Instruction
Find the lines of data that contain the string "sendiri", then list them.

== Record extracts ==

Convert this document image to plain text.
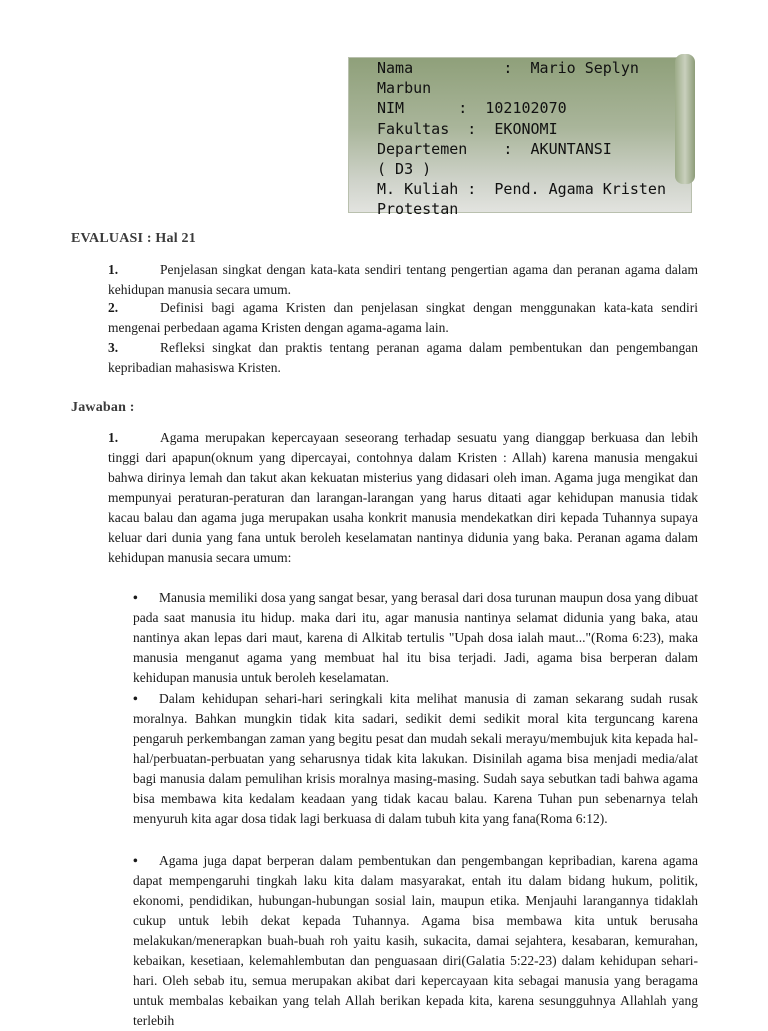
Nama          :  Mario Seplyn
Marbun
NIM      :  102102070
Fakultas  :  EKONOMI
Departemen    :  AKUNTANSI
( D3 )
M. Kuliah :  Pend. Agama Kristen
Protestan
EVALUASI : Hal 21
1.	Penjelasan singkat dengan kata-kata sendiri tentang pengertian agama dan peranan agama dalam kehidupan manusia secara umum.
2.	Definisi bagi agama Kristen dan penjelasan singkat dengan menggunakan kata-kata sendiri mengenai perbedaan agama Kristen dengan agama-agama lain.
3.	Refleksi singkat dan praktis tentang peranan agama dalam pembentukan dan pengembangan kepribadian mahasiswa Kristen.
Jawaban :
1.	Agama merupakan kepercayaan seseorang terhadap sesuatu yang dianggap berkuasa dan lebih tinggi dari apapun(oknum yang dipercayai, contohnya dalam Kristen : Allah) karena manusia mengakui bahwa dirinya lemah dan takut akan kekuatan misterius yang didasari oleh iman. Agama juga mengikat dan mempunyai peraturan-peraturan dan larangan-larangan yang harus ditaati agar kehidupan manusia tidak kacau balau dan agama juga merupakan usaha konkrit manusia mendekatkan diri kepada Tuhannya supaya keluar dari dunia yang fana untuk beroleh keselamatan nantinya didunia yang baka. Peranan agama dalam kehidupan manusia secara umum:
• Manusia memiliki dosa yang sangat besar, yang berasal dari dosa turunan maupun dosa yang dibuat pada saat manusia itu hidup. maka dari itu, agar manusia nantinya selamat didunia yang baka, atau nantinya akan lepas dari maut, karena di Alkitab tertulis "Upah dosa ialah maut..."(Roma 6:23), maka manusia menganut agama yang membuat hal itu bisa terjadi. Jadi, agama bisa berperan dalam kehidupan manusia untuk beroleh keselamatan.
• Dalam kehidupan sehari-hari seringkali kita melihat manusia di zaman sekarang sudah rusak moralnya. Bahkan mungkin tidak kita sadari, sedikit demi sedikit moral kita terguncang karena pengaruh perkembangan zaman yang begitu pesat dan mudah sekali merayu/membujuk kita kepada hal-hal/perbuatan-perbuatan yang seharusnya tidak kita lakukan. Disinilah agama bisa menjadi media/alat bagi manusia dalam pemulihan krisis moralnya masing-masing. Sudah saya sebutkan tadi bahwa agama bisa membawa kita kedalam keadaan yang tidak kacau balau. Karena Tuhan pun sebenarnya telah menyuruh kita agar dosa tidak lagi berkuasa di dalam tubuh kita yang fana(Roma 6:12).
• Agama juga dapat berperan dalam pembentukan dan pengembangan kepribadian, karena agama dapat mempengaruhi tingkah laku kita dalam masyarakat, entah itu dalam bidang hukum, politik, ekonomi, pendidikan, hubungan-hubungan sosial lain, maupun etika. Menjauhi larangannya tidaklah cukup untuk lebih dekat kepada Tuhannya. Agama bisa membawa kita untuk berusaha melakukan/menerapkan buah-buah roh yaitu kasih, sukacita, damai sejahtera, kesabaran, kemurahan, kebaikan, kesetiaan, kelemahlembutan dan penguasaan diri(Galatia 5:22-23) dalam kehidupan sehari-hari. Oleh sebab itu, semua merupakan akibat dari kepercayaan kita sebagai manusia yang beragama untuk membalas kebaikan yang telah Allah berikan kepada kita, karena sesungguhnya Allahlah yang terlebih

===

Expected answer
1.	Penjelasan singkat dengan kata-kata sendiri tentang pengertian agama dan peranan agama dalam kehidupan manusia secara umum.
2.	Definisi bagi agama Kristen dan penjelasan singkat dengan menggunakan kata-kata sendiri mengenai perbedaan agama Kristen dengan agama-agama lain.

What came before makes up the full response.